> Items:
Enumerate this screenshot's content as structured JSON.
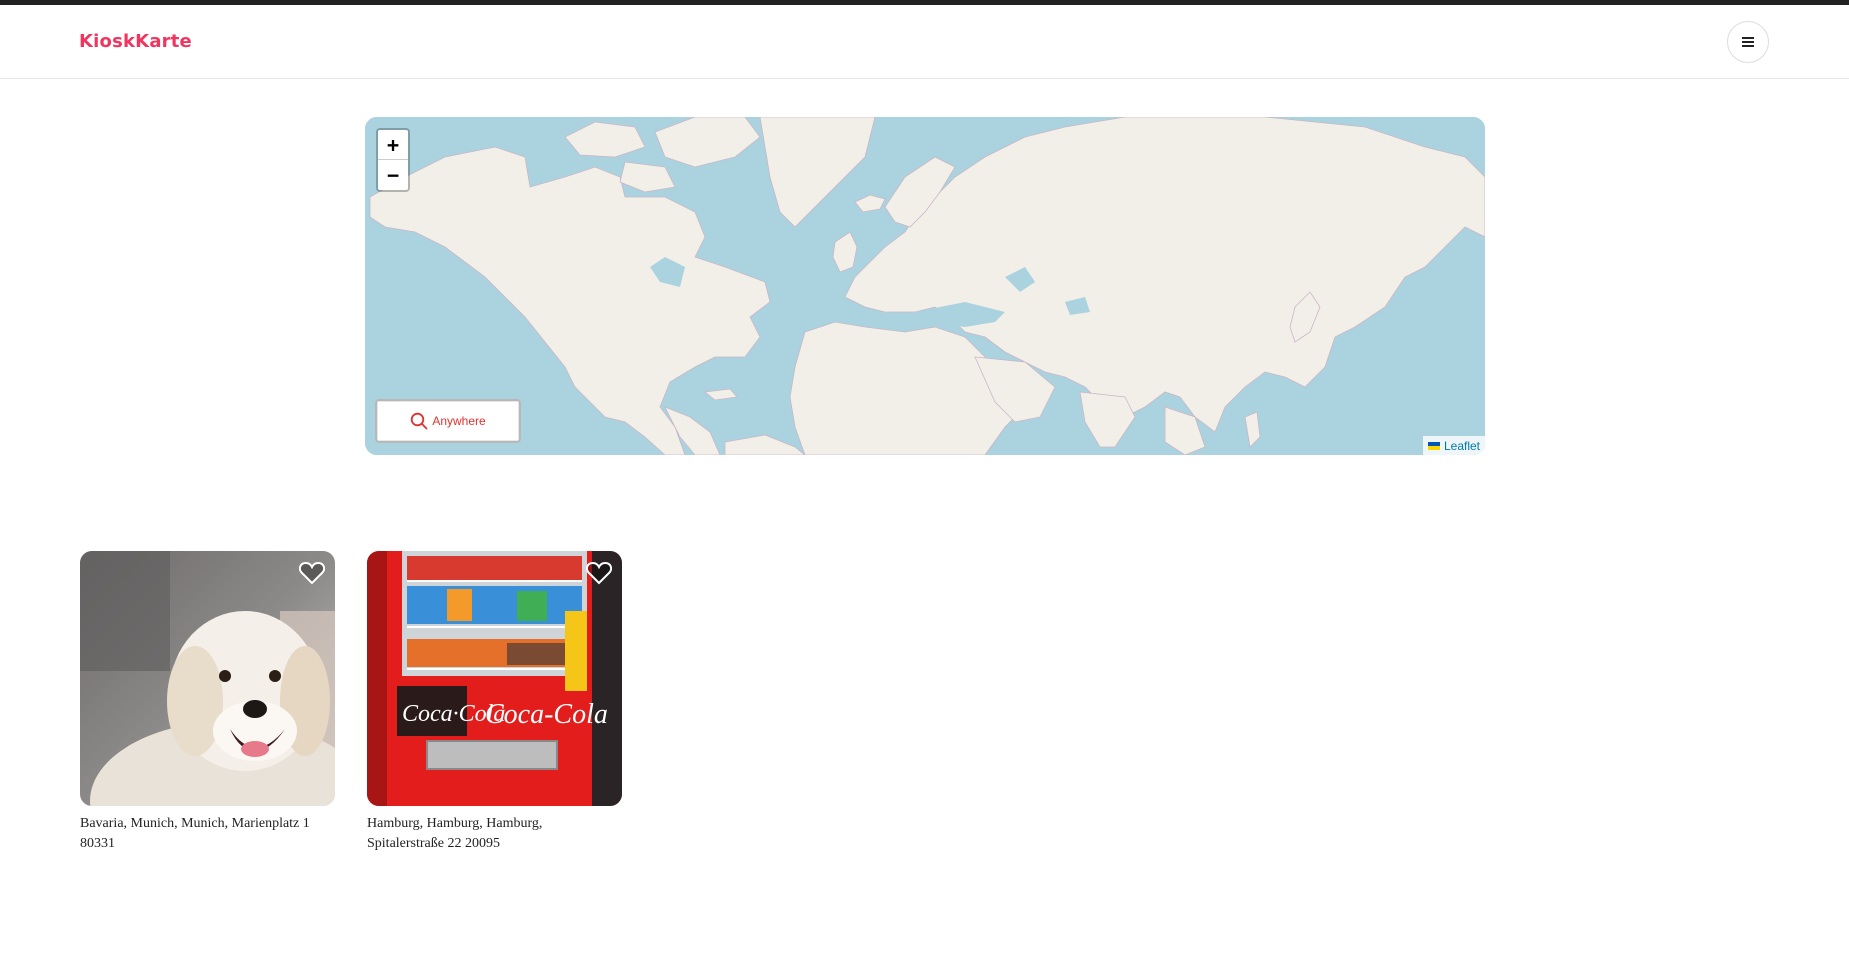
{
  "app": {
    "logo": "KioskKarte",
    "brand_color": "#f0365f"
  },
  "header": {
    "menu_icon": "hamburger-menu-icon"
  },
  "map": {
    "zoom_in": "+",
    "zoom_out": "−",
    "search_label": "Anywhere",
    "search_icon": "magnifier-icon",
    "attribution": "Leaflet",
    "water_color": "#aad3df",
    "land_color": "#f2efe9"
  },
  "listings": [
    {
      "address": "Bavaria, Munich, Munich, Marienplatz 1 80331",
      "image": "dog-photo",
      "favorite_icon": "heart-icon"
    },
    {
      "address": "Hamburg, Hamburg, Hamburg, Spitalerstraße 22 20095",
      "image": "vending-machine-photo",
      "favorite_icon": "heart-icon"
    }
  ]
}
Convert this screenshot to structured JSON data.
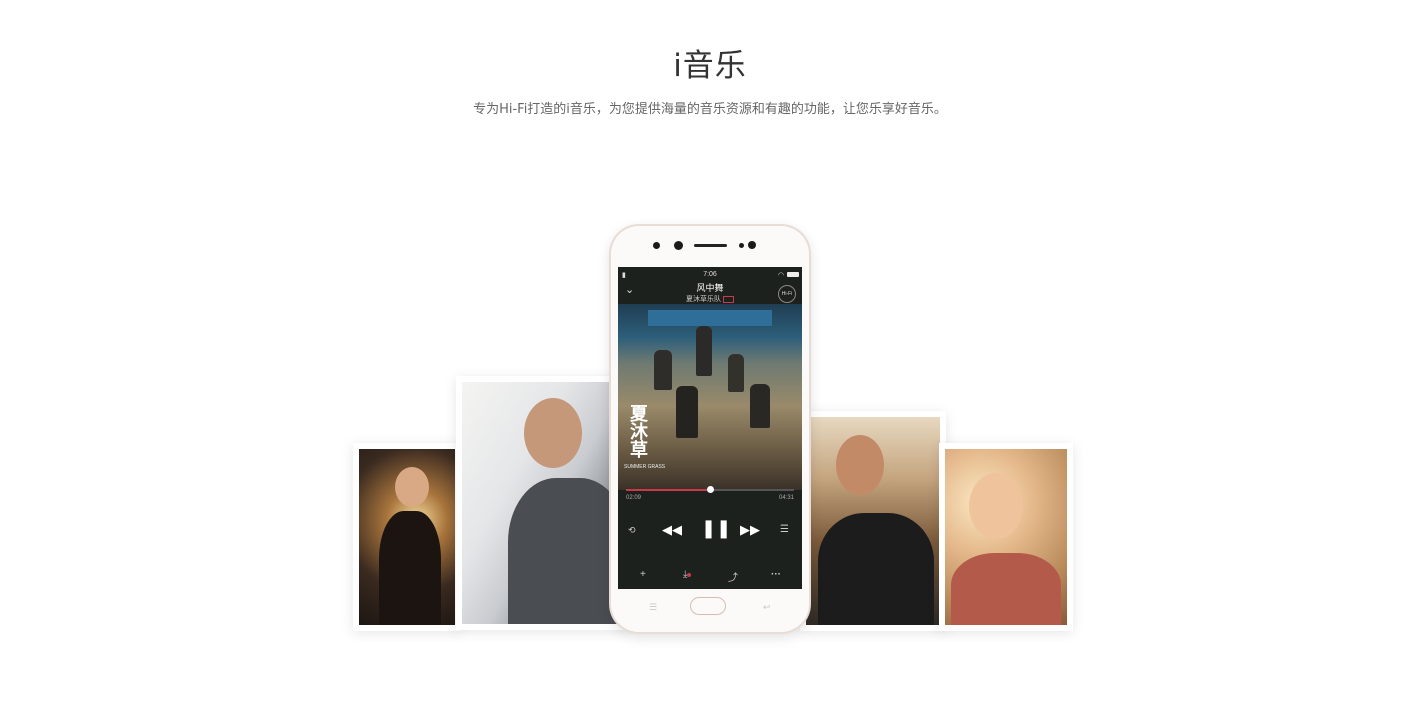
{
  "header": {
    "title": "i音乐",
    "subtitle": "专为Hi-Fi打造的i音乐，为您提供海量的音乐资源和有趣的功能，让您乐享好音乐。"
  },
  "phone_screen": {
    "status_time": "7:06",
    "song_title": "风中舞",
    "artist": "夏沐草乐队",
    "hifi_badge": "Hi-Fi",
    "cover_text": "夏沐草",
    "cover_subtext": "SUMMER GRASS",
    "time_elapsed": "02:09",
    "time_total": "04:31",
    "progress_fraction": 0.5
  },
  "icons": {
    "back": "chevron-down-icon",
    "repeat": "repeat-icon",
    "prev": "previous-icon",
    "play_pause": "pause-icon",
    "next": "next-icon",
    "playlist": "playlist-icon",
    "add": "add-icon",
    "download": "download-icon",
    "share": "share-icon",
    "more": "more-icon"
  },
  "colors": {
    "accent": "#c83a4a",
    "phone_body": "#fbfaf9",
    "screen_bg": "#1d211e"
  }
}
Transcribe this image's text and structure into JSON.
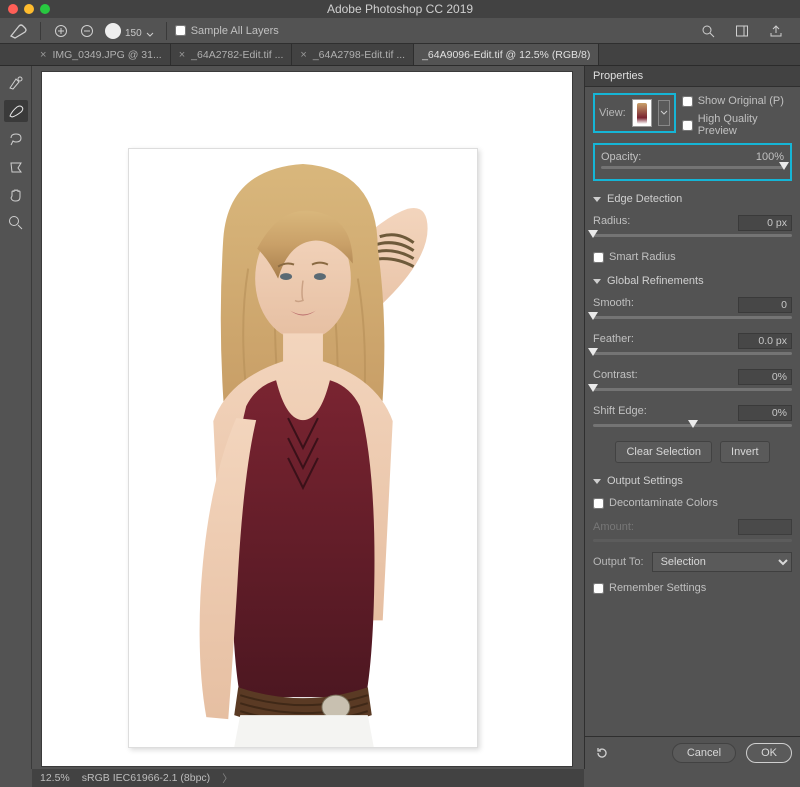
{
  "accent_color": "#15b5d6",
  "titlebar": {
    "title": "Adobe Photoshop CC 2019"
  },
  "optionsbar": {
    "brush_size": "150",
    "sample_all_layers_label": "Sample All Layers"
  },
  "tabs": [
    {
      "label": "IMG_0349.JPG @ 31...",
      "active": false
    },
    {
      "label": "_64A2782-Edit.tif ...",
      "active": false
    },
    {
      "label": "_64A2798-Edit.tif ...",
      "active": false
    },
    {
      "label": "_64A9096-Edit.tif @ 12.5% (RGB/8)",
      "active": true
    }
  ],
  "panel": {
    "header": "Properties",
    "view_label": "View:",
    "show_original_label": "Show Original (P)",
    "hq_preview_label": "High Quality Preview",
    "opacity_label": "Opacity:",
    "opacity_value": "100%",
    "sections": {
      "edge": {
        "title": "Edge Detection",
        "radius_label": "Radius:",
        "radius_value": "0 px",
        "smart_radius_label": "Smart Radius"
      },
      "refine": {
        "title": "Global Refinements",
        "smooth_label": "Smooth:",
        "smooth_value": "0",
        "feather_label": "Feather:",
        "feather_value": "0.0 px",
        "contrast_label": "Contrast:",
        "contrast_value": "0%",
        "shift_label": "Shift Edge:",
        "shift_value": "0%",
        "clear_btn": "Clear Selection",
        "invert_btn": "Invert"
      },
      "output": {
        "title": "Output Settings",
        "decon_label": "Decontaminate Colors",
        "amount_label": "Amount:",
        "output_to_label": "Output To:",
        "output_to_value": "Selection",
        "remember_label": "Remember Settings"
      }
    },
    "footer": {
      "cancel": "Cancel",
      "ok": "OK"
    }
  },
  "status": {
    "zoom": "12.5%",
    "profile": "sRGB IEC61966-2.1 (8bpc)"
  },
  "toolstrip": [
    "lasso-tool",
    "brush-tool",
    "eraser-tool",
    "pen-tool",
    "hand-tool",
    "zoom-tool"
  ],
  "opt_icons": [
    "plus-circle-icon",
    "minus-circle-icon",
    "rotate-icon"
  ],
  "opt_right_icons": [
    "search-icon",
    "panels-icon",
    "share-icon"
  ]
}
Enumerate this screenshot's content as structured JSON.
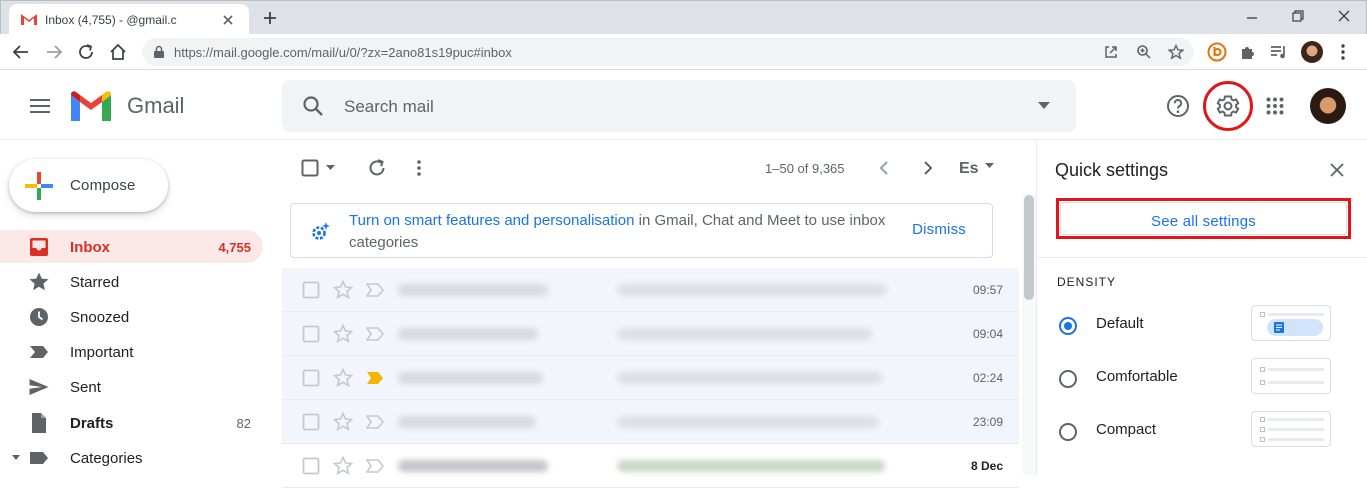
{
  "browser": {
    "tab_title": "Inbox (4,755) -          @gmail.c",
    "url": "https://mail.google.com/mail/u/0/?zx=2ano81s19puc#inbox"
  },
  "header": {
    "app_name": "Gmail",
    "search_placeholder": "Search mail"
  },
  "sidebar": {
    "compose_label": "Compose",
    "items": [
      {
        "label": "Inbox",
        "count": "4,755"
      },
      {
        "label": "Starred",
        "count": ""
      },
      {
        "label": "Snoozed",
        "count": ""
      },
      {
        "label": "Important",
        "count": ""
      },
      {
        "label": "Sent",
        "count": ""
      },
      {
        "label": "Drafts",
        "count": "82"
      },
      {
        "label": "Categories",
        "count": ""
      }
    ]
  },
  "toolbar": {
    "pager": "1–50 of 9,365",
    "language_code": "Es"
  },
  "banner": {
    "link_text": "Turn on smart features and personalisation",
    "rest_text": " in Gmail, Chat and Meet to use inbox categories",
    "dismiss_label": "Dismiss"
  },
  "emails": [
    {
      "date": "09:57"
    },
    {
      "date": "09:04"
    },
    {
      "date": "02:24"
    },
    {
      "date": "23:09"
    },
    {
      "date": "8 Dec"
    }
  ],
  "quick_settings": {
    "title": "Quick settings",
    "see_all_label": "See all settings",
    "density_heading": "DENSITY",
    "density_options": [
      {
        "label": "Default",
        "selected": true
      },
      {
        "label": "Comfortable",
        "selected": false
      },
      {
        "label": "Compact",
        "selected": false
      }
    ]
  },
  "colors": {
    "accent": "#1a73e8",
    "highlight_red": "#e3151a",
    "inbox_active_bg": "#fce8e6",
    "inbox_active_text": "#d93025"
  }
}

> Task to complete: Write out every entry again word for word, without any of the pictures.

> Written reply:
Enumerate this screenshot's content as structured JSON.
{
  "app": {
    "logo": "KioskKarte",
    "brand_color": "#f0365f"
  },
  "header": {
    "menu_icon": "hamburger-menu-icon"
  },
  "map": {
    "zoom_in": "+",
    "zoom_out": "−",
    "search_label": "Anywhere",
    "search_icon": "magnifier-icon",
    "attribution": "Leaflet",
    "water_color": "#aad3df",
    "land_color": "#f2efe9"
  },
  "listings": [
    {
      "address": "Bavaria, Munich, Munich, Marienplatz 1 80331",
      "image": "dog-photo",
      "favorite_icon": "heart-icon"
    },
    {
      "address": "Hamburg, Hamburg, Hamburg, Spitalerstraße 22 20095",
      "image": "vending-machine-photo",
      "favorite_icon": "heart-icon"
    }
  ]
}
Convert this screenshot to structured JSON data.
{
  "header": {
    "title": "i音乐",
    "subtitle": "专为Hi-Fi打造的i音乐，为您提供海量的音乐资源和有趣的功能，让您乐享好音乐。"
  },
  "phone_screen": {
    "status_time": "7:06",
    "song_title": "风中舞",
    "artist": "夏沐草乐队",
    "hifi_badge": "Hi-Fi",
    "cover_text": "夏沐草",
    "cover_subtext": "SUMMER GRASS",
    "time_elapsed": "02:09",
    "time_total": "04:31",
    "progress_fraction": 0.5
  },
  "icons": {
    "back": "chevron-down-icon",
    "repeat": "repeat-icon",
    "prev": "previous-icon",
    "play_pause": "pause-icon",
    "next": "next-icon",
    "playlist": "playlist-icon",
    "add": "add-icon",
    "download": "download-icon",
    "share": "share-icon",
    "more": "more-icon"
  },
  "colors": {
    "accent": "#c83a4a",
    "phone_body": "#fbfaf9",
    "screen_bg": "#1d211e"
  }
}
Transcribe this image's text and structure into JSON.
{
  "accent_color": "#15b5d6",
  "titlebar": {
    "title": "Adobe Photoshop CC 2019"
  },
  "optionsbar": {
    "brush_size": "150",
    "sample_all_layers_label": "Sample All Layers"
  },
  "tabs": [
    {
      "label": "IMG_0349.JPG @ 31...",
      "active": false
    },
    {
      "label": "_64A2782-Edit.tif ...",
      "active": false
    },
    {
      "label": "_64A2798-Edit.tif ...",
      "active": false
    },
    {
      "label": "_64A9096-Edit.tif @ 12.5% (RGB/8)",
      "active": true
    }
  ],
  "panel": {
    "header": "Properties",
    "view_label": "View:",
    "show_original_label": "Show Original (P)",
    "hq_preview_label": "High Quality Preview",
    "opacity_label": "Opacity:",
    "opacity_value": "100%",
    "sections": {
      "edge": {
        "title": "Edge Detection",
        "radius_label": "Radius:",
        "radius_value": "0 px",
        "smart_radius_label": "Smart Radius"
      },
      "refine": {
        "title": "Global Refinements",
        "smooth_label": "Smooth:",
        "smooth_value": "0",
        "feather_label": "Feather:",
        "feather_value": "0.0 px",
        "contrast_label": "Contrast:",
        "contrast_value": "0%",
        "shift_label": "Shift Edge:",
        "shift_value": "0%",
        "clear_btn": "Clear Selection",
        "invert_btn": "Invert"
      },
      "output": {
        "title": "Output Settings",
        "decon_label": "Decontaminate Colors",
        "amount_label": "Amount:",
        "output_to_label": "Output To:",
        "output_to_value": "Selection",
        "remember_label": "Remember Settings"
      }
    },
    "footer": {
      "cancel": "Cancel",
      "ok": "OK"
    }
  },
  "status": {
    "zoom": "12.5%",
    "profile": "sRGB IEC61966-2.1 (8bpc)"
  },
  "toolstrip": [
    "lasso-tool",
    "brush-tool",
    "eraser-tool",
    "pen-tool",
    "hand-tool",
    "zoom-tool"
  ],
  "opt_icons": [
    "plus-circle-icon",
    "minus-circle-icon",
    "rotate-icon"
  ],
  "opt_right_icons": [
    "search-icon",
    "panels-icon",
    "share-icon"
  ]
}
Enumerate this screenshot's content as structured JSON.
{
  "browser": {
    "tab_title": "Inbox (4,755) -          @gmail.c",
    "url": "https://mail.google.com/mail/u/0/?zx=2ano81s19puc#inbox"
  },
  "header": {
    "app_name": "Gmail",
    "search_placeholder": "Search mail"
  },
  "sidebar": {
    "compose_label": "Compose",
    "items": [
      {
        "label": "Inbox",
        "count": "4,755"
      },
      {
        "label": "Starred",
        "count": ""
      },
      {
        "label": "Snoozed",
        "count": ""
      },
      {
        "label": "Important",
        "count": ""
      },
      {
        "label": "Sent",
        "count": ""
      },
      {
        "label": "Drafts",
        "count": "82"
      },
      {
        "label": "Categories",
        "count": ""
      }
    ]
  },
  "toolbar": {
    "pager": "1–50 of 9,365",
    "language_code": "Es"
  },
  "banner": {
    "link_text": "Turn on smart features and personalisation",
    "rest_text": " in Gmail, Chat and Meet to use inbox categories",
    "dismiss_label": "Dismiss"
  },
  "emails": [
    {
      "date": "09:57"
    },
    {
      "date": "09:04"
    },
    {
      "date": "02:24"
    },
    {
      "date": "23:09"
    },
    {
      "date": "8 Dec"
    }
  ],
  "quick_settings": {
    "title": "Quick settings",
    "see_all_label": "See all settings",
    "density_heading": "DENSITY",
    "density_options": [
      {
        "label": "Default",
        "selected": true
      },
      {
        "label": "Comfortable",
        "selected": false
      },
      {
        "label": "Compact",
        "selected": false
      }
    ]
  },
  "colors": {
    "accent": "#1a73e8",
    "highlight_red": "#e3151a",
    "inbox_active_bg": "#fce8e6",
    "inbox_active_text": "#d93025"
  }
}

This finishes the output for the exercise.